"Le discrédit de l'OMC a commencé avec Obama" (Jagdish Bhagwati)

Par Jean-Christophe Catalon  |   |  858  mots
Jagdish Bhagwati, professeur d'économie à l'université de Columbia et ancien consultant à l'OMC (Organisation mondiale du commerce).
[Interview] En changeant la stratégie américaine vis-à-vis de ses partenaires commerciaux dès les premiers jours de son mandat, Donald Trump s'est fait sévèrement critiquer par ses adversaires politiques et certains éditorialistes. Une condamnation hypocrite selon Jagdish Bhagwati, professeur d'économie à l'université de Columbia et ancien consultant à l'OMC (Organisation mondiale du commerce). Propos recueillis par Jean-Christophe Catalon.

Donald Trump démarre fort son mandat, trop peut-être. La sortie du Traité transpacifique (TPP), l'affrontement avec le Mexique sur la question du mur sur fond de querelles commerciales, sans oublier sa promesse de taxer massivement les importations chinoises... en moins de deux semaines à la Maison-Blanche, le 45e président secoue ses partenaires commerciaux. Accusé d'isolationnisme par les uns, d'enclencher un "tournant protectionniste" par les autres, les observateurs semblent parfois omettre la stratégie adoptée depuis des années par les Etats-Unis sur le commerce extérieur.

## Consigne A
Relevez les actions de Donald Trump envers ses partenaires commerciaux que l'extrait énumère dans son dernier paragraphe.
## Consigne B
Renvoyez le passage de l'extrait qui commence par « Donald Trump démarre » et se termine par « le commerce extérieur. ».
Ces lignes proviennent d'une autre source que l'extrait.

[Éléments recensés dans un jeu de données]
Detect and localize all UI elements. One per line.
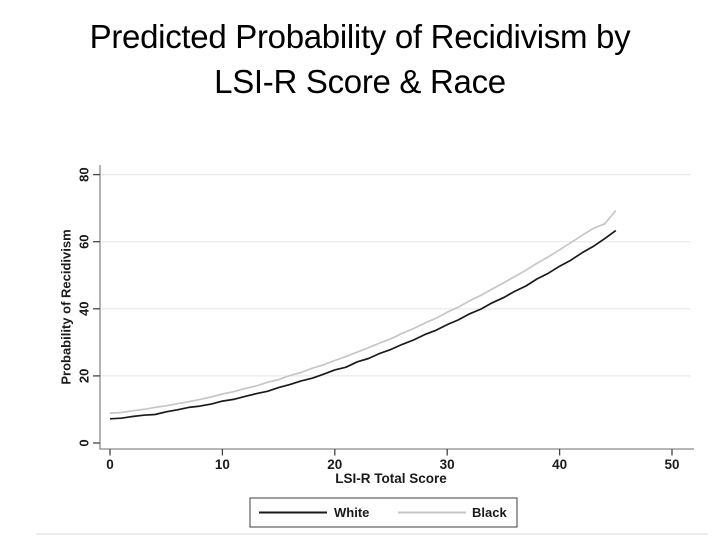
legend-label-black: Black xyxy=(472,505,507,520)
y-tick-label-80: 80 xyxy=(77,167,92,181)
y-tick-label-20: 20 xyxy=(77,369,92,383)
y-tick-label-40: 40 xyxy=(77,302,92,316)
x-tick-label-0: 0 xyxy=(106,457,114,472)
axis-lines xyxy=(99,165,694,450)
x-axis-title: LSI-R Total Score xyxy=(335,471,447,486)
bottom-divider xyxy=(36,533,708,535)
legend-label-white: White xyxy=(334,505,369,520)
series-line-black xyxy=(109,209,617,414)
x-tick-label-30: 30 xyxy=(440,457,455,472)
y-tick-label-0: 0 xyxy=(77,439,92,446)
x-tick-label-10: 10 xyxy=(215,457,230,472)
y-axis-title: Probability of Recidivism xyxy=(59,229,74,384)
x-tick-label-20: 20 xyxy=(327,457,342,472)
series-line-white xyxy=(109,229,617,420)
slide-title-line1: Predicted Probability of Recidivism by xyxy=(89,18,631,55)
x-tick-label-50: 50 xyxy=(664,457,679,472)
slide-title-line2: LSI-R Score & Race xyxy=(214,63,506,100)
slide-title: Predicted Probability of Recidivism by L… xyxy=(0,14,720,104)
y-tick-label-60: 60 xyxy=(77,234,92,248)
x-tick-label-40: 40 xyxy=(552,457,567,472)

## Réponse A
- La sortie du Traité transpacifique (TPP)
- L'affrontement avec le Mexique sur la question du mur, sur fond de querelles commerciales
- Sa promesse de taxer massivement les importations chinoises

## Réponse B
Donald Trump démarre fort son mandat, trop peut-être. La sortie du Traité transpacifique (TPP), l'affrontement avec le Mexique sur la question du mur sur fond de querelles commerciales, sans oublier sa promesse de taxer massivement les importations chinoises... en moins de deux semaines à la Maison-Blanche, le 45e président secoue ses partenaires commerciaux. Accusé d'isolationnisme par les uns, d'enclencher un "tournant protectionniste" par les autres, les observateurs semblent parfois omettre la stratégie adoptée depuis des années par les Etats-Unis sur le commerce extérieur.